__What this task involves__.
Extract all lines from the data beneath that include the word "video".

- - - - - - -

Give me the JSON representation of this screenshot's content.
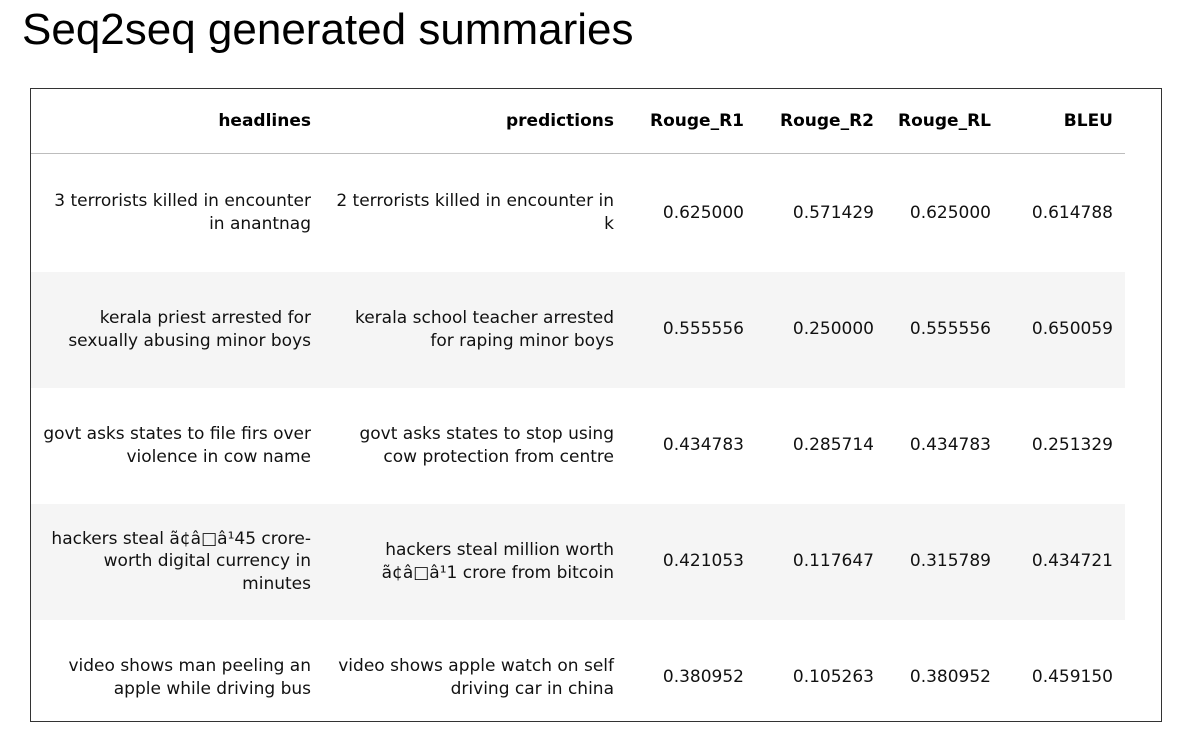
{
  "title": "Seq2seq generated summaries",
  "table": {
    "columns": [
      "headlines",
      "predictions",
      "Rouge_R1",
      "Rouge_R2",
      "Rouge_RL",
      "BLEU"
    ],
    "rows": [
      [
        "3 terrorists killed in encounter in anantnag",
        "2 terrorists killed in encounter in k",
        "0.625000",
        "0.571429",
        "0.625000",
        "0.614788"
      ],
      [
        "kerala priest arrested for sexually abusing minor boys",
        "kerala school teacher arrested for raping minor boys",
        "0.555556",
        "0.250000",
        "0.555556",
        "0.650059"
      ],
      [
        "govt asks states to file firs over violence in cow name",
        "govt asks states to stop using cow protection from centre",
        "0.434783",
        "0.285714",
        "0.434783",
        "0.251329"
      ],
      [
        "hackers steal ã¢â□â¹45 crore-worth digital currency in minutes",
        "hackers steal million worth ã¢â□â¹1 crore from bitcoin",
        "0.421053",
        "0.117647",
        "0.315789",
        "0.434721"
      ],
      [
        "video shows man peeling an apple while driving bus",
        "video shows apple watch on self driving car in china",
        "0.380952",
        "0.105263",
        "0.380952",
        "0.459150"
      ]
    ]
  }
}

- - - - - - -

__Solution to this exercise__.
        "video shows man peeling an apple while driving bus",
        "video shows apple watch on self driving car in china",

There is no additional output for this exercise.